Rows from a figure dataset:

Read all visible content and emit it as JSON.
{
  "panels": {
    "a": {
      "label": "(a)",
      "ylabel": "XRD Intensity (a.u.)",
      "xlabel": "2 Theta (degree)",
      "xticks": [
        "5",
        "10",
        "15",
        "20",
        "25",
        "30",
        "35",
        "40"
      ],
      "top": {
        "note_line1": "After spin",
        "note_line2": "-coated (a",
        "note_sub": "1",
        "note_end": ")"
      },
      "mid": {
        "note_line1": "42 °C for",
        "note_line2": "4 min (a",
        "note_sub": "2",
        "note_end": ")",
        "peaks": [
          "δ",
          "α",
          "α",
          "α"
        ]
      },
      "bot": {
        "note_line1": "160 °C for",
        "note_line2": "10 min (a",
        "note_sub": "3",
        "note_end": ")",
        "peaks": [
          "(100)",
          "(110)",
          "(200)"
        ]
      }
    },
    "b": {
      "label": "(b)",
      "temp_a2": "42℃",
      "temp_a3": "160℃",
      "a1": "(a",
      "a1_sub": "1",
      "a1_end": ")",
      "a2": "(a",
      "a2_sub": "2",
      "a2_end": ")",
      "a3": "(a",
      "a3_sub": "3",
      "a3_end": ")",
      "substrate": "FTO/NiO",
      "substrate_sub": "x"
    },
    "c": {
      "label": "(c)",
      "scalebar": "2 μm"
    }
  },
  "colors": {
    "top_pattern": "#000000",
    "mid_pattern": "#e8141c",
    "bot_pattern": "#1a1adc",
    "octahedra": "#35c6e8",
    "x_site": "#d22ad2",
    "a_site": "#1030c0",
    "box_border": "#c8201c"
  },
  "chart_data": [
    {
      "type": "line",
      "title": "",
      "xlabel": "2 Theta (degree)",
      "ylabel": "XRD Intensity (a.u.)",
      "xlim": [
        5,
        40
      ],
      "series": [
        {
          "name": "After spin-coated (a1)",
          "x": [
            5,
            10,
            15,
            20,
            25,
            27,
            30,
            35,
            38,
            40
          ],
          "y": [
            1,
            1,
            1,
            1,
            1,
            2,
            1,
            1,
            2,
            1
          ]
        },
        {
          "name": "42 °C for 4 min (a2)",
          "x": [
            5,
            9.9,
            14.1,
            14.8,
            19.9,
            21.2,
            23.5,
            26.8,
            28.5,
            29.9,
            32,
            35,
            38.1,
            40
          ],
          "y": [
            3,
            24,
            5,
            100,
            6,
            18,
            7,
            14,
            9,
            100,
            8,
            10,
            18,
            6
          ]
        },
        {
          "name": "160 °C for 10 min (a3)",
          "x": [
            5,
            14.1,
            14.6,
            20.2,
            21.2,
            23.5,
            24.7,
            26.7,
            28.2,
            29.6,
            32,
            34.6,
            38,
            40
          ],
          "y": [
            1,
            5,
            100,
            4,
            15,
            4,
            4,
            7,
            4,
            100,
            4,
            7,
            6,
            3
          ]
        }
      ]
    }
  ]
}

WHAT TO PRODUCE: Only lines with "After" are wanted here; list each of them.

SOLUTION:
        "note_line1": "After spin",
          "name": "After spin-coated (a1)",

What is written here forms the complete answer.